* Prompt
Look below. Copy each line that has "Федерации" in it.

--- START Material shown ---

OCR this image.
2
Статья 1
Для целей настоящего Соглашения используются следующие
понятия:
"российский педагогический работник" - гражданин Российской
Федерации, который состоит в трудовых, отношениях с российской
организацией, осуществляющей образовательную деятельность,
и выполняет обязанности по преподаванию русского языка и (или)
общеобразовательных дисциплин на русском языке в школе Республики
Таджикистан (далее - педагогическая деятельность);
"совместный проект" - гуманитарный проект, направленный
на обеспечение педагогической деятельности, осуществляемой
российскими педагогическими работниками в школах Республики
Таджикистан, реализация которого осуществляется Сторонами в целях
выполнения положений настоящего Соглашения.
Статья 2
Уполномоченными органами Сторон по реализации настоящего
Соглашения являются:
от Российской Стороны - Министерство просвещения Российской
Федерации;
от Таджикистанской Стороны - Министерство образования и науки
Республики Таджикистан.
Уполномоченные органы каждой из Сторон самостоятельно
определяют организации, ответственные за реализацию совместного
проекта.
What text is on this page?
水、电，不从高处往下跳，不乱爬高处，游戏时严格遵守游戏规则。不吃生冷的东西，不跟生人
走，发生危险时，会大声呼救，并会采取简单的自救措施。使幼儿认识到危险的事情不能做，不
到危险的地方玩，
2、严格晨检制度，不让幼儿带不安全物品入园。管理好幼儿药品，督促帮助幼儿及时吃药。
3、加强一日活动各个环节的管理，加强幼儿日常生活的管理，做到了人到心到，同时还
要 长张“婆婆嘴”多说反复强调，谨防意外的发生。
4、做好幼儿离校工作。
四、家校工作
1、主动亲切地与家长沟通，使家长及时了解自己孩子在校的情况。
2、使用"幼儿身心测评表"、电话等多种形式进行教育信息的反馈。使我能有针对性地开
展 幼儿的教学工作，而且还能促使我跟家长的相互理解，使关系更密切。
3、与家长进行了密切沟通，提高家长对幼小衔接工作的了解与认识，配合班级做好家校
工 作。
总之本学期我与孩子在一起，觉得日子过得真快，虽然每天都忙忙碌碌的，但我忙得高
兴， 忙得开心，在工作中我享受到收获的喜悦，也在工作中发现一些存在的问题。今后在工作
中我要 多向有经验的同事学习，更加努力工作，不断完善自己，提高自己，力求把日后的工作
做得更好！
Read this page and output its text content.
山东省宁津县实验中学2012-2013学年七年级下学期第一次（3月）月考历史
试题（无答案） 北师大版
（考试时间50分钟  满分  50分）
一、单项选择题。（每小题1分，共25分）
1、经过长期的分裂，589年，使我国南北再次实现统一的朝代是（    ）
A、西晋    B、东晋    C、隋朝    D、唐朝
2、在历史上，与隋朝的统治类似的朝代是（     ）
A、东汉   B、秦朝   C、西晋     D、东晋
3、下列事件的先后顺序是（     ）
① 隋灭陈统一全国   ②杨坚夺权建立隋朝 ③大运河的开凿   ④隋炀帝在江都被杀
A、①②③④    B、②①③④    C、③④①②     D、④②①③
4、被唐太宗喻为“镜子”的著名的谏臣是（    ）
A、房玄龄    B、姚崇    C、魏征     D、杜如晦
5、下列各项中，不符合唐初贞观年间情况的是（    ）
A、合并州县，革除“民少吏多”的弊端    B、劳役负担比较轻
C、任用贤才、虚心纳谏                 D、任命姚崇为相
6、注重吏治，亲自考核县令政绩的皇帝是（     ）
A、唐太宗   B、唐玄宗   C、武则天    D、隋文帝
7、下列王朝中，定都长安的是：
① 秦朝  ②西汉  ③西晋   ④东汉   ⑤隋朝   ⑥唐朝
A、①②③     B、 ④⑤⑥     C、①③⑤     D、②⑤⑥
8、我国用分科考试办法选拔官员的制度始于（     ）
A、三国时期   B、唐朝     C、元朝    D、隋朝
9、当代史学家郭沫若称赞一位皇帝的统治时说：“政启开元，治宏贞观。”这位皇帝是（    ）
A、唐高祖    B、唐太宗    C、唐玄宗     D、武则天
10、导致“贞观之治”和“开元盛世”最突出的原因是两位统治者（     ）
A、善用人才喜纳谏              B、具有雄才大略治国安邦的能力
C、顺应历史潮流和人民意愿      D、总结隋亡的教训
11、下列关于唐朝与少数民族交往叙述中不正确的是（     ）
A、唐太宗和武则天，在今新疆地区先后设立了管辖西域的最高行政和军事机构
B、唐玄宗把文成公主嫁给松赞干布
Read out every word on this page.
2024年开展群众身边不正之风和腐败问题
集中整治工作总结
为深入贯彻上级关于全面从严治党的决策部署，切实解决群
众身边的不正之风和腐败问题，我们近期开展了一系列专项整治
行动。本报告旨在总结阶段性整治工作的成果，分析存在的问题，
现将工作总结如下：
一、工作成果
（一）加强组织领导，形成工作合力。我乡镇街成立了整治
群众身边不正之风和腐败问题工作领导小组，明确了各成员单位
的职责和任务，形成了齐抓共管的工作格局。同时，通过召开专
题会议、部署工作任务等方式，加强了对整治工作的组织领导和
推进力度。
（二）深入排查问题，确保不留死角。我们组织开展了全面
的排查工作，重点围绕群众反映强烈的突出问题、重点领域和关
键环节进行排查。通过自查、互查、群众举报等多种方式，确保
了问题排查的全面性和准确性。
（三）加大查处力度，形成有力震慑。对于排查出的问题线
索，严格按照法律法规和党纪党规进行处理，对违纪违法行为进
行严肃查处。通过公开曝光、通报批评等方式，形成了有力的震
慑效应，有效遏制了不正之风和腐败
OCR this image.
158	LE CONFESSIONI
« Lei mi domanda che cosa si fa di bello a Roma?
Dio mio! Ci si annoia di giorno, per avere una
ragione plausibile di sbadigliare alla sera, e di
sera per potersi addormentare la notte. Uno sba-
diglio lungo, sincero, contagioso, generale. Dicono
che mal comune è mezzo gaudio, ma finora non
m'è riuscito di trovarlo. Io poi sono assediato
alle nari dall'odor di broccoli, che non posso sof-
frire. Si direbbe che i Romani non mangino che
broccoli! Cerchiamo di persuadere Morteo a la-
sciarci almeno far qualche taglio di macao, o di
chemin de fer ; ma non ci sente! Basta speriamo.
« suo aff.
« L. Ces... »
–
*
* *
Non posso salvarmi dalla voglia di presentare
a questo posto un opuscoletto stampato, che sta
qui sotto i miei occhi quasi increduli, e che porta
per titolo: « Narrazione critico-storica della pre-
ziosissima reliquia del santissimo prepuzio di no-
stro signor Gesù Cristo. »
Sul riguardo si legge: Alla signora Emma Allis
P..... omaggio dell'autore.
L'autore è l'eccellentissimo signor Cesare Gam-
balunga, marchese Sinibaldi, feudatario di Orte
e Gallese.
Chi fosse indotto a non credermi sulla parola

--- END Material shown ---

* Written solution
Федерации, который состоит в трудовых, отношениях с российской
Федерации;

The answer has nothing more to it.